[Collected data]
— START —
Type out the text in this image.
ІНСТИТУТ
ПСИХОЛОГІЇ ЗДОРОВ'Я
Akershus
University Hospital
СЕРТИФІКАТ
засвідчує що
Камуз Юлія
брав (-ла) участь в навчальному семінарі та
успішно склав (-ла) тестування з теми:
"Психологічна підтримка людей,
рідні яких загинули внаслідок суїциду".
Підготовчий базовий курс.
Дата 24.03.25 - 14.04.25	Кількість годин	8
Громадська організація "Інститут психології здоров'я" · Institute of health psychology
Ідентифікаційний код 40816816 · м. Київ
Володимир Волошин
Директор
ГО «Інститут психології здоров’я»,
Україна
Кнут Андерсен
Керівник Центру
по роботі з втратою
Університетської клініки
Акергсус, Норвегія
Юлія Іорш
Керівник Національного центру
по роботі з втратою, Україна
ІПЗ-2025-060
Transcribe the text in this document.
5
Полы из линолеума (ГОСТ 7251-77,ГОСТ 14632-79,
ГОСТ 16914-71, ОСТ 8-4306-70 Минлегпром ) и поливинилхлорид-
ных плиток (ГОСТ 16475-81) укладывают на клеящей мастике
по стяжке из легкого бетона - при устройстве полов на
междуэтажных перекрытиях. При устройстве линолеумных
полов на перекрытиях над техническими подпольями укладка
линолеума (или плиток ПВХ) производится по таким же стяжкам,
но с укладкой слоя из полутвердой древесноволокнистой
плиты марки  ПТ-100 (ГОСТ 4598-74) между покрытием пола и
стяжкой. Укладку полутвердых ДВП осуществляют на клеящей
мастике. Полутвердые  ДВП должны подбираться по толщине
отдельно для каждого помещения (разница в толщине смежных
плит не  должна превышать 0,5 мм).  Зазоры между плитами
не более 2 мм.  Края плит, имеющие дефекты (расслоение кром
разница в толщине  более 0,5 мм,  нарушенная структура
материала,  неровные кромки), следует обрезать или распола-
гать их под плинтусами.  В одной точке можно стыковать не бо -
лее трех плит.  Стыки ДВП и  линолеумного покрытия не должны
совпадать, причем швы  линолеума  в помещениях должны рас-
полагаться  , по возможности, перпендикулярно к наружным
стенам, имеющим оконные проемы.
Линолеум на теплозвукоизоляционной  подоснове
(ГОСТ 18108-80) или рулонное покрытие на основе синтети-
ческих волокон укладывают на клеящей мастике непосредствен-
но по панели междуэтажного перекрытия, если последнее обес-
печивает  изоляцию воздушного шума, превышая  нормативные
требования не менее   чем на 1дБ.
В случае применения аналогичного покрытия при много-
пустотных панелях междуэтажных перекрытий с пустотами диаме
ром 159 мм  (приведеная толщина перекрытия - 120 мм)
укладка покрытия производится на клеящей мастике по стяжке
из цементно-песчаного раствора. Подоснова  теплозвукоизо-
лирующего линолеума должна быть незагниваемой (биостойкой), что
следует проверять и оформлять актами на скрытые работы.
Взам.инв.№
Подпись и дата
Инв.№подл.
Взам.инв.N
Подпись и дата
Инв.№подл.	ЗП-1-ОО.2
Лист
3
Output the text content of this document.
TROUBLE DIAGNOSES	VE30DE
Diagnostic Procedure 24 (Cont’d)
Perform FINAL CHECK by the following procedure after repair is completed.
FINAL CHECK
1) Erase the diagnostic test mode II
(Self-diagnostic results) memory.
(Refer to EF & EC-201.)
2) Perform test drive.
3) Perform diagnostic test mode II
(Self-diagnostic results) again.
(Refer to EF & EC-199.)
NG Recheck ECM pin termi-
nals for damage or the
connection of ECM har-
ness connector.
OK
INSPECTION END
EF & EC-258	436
— END —
§ Goal: Tally how many lines of the material contain the word "покрытия". The answer must be the number and nothing else.

§ Task answer: 3